JOB:
Look through the data below and count each line where the word "Vasc" appears. Reply with the count alone.

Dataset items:
|---|

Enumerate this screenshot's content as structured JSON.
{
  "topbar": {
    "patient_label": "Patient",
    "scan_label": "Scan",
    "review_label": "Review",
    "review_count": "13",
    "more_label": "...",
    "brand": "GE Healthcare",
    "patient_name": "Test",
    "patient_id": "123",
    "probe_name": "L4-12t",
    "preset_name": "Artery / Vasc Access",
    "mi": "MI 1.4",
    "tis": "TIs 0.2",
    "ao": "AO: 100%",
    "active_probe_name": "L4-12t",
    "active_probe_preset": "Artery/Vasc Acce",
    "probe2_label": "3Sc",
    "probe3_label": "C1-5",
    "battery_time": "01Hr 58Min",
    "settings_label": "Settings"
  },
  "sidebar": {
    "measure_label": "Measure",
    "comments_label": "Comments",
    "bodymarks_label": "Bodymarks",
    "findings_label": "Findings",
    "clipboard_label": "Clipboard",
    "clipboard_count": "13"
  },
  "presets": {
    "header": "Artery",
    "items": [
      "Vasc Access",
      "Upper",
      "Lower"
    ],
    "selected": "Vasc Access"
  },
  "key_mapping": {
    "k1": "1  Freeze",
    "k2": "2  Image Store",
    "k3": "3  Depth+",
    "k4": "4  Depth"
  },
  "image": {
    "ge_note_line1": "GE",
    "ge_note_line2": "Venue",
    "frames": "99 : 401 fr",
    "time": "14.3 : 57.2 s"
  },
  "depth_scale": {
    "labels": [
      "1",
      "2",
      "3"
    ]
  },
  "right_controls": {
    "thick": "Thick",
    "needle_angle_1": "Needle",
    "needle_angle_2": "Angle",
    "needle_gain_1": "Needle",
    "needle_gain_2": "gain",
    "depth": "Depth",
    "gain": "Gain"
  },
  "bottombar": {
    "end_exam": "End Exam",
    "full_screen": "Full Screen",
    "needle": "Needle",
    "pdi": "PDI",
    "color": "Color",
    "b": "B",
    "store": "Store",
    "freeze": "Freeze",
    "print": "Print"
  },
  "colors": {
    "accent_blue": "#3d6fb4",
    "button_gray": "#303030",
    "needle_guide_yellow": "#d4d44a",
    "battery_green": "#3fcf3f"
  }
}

|---|

SOLUTION TO THIS TASK:
4